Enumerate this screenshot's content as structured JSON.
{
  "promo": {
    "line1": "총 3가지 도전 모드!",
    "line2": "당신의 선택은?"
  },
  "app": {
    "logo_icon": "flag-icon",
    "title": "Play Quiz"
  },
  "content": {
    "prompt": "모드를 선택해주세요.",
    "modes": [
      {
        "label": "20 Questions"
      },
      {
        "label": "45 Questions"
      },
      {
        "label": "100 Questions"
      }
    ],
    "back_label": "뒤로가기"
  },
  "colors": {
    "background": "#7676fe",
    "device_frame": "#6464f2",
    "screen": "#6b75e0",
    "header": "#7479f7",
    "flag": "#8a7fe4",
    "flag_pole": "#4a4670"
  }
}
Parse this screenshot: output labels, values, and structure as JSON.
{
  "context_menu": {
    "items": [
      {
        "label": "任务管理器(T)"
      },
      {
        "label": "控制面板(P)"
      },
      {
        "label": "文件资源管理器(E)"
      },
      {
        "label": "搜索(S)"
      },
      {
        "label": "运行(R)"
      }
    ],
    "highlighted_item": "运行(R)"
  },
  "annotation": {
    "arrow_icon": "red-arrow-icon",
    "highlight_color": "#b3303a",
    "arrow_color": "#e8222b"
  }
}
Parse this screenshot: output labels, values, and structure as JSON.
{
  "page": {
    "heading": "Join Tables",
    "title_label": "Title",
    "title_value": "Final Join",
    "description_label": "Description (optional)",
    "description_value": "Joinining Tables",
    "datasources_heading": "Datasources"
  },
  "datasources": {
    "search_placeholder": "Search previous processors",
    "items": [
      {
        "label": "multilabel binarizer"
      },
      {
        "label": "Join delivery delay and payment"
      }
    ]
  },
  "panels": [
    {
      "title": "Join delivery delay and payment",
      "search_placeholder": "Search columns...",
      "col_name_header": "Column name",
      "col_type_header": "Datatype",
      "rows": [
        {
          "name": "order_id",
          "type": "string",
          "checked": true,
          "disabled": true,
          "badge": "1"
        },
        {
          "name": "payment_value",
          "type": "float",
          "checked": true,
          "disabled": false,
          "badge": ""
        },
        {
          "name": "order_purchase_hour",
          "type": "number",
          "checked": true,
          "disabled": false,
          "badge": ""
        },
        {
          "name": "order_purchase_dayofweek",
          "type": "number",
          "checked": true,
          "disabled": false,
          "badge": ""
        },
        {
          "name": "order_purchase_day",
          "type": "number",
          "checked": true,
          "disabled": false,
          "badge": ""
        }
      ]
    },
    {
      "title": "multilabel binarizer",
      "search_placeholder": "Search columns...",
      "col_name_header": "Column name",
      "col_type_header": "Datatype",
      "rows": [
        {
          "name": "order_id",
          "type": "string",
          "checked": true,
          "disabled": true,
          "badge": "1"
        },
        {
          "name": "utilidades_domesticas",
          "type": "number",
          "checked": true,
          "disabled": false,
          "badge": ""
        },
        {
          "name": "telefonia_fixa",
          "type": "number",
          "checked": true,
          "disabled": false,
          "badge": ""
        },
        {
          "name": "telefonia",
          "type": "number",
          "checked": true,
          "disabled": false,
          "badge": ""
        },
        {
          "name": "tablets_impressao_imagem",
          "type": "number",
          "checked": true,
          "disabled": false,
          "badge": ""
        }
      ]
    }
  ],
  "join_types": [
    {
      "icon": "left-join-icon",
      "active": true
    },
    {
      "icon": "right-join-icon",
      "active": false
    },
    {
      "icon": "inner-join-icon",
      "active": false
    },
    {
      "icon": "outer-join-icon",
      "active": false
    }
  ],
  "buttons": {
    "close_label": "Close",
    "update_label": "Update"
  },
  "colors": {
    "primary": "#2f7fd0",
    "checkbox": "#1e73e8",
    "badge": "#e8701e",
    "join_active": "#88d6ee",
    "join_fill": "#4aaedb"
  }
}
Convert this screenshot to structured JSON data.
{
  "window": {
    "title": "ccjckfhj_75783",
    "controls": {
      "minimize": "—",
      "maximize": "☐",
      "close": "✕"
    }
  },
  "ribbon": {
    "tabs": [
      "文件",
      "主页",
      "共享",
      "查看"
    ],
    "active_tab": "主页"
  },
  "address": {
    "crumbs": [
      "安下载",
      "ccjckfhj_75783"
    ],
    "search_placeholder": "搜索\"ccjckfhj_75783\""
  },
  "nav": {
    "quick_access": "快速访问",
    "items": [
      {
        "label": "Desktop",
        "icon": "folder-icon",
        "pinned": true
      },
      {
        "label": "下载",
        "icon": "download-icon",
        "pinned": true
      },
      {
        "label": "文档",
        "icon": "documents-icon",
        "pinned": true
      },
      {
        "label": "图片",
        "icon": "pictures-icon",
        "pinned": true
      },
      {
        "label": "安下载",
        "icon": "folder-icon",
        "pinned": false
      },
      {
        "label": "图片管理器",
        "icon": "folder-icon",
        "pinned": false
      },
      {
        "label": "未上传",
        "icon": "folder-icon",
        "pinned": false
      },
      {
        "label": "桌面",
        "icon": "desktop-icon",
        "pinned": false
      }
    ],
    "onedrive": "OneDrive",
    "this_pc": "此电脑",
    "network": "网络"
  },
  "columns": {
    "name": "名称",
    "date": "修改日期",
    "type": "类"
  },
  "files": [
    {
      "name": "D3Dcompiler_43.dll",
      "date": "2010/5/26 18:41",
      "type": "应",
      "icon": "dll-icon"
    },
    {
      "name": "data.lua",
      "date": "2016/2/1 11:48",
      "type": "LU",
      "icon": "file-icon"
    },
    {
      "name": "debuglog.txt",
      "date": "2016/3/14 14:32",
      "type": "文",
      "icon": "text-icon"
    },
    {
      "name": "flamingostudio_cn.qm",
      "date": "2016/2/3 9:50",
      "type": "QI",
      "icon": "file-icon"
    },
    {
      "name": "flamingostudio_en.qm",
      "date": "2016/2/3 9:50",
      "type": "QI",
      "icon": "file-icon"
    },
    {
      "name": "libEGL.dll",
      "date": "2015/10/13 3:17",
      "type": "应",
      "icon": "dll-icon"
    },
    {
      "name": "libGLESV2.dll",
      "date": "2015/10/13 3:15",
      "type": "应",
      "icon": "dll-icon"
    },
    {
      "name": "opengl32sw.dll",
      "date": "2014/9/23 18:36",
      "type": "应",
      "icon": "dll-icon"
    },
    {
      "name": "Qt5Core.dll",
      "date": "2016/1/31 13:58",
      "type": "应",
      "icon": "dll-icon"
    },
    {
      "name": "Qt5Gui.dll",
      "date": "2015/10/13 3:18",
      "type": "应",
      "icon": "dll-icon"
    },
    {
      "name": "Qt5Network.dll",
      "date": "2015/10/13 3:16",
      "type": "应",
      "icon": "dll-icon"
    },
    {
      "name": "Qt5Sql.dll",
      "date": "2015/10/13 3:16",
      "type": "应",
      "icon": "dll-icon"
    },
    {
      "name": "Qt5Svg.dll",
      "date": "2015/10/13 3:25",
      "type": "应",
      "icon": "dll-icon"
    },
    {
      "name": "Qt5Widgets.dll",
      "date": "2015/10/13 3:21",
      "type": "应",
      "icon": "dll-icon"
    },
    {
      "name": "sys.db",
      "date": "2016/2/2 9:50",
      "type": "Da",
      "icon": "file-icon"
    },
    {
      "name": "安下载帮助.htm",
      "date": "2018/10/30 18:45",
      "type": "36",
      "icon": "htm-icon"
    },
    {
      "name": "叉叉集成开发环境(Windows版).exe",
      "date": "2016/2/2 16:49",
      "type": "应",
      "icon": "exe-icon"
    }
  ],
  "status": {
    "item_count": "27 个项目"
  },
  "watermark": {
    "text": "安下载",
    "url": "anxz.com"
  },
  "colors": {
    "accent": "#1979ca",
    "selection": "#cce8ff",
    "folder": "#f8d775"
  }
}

........

== STATED PROBLEM ==
Copy every single line of the material above that holds "Questions".

== WORKED ANSWER ==
        "label": "20 Questions"
        "label": "45 Questions"
        "label": "100 Questions"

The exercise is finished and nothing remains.